Count how many lines in the material below hold the word "this"; the reply is that number alone.
━━━━
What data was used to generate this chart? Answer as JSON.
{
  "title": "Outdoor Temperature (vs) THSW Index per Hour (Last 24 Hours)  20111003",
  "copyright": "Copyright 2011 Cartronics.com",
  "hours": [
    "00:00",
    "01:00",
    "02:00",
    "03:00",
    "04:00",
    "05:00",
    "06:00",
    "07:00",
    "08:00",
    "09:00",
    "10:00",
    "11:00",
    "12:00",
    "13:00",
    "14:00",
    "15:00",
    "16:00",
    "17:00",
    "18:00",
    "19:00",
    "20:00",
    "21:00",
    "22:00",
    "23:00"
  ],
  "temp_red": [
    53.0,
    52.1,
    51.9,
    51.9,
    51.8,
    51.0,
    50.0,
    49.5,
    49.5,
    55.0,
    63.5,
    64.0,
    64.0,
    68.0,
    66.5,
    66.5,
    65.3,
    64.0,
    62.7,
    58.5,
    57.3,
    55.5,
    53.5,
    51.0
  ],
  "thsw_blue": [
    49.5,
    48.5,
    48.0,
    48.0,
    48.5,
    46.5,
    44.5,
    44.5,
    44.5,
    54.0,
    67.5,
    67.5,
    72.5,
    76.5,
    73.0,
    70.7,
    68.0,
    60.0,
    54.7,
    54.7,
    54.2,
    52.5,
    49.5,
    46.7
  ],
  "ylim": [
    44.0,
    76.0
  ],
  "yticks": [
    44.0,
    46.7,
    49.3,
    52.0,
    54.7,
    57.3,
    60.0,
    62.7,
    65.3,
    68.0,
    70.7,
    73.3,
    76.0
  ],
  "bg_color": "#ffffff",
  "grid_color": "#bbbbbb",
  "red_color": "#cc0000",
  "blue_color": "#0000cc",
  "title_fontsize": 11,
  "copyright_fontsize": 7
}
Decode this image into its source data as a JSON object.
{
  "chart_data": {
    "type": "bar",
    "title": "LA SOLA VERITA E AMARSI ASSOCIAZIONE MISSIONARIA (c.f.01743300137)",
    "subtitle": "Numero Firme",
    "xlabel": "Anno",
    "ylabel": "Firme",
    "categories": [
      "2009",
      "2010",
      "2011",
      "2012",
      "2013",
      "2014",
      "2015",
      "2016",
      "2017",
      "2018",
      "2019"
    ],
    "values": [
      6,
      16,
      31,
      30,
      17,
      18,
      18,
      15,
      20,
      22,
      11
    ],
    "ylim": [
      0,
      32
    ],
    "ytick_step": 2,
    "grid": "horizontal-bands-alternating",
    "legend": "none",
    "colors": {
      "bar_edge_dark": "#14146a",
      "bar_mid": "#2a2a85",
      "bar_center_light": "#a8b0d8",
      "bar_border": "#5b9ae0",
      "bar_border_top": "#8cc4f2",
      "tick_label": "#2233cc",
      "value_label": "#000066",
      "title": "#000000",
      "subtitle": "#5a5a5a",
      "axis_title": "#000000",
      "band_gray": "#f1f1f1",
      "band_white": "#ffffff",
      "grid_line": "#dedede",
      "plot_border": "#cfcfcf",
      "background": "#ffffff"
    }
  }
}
━━━━
◆ TASK ANSWER
2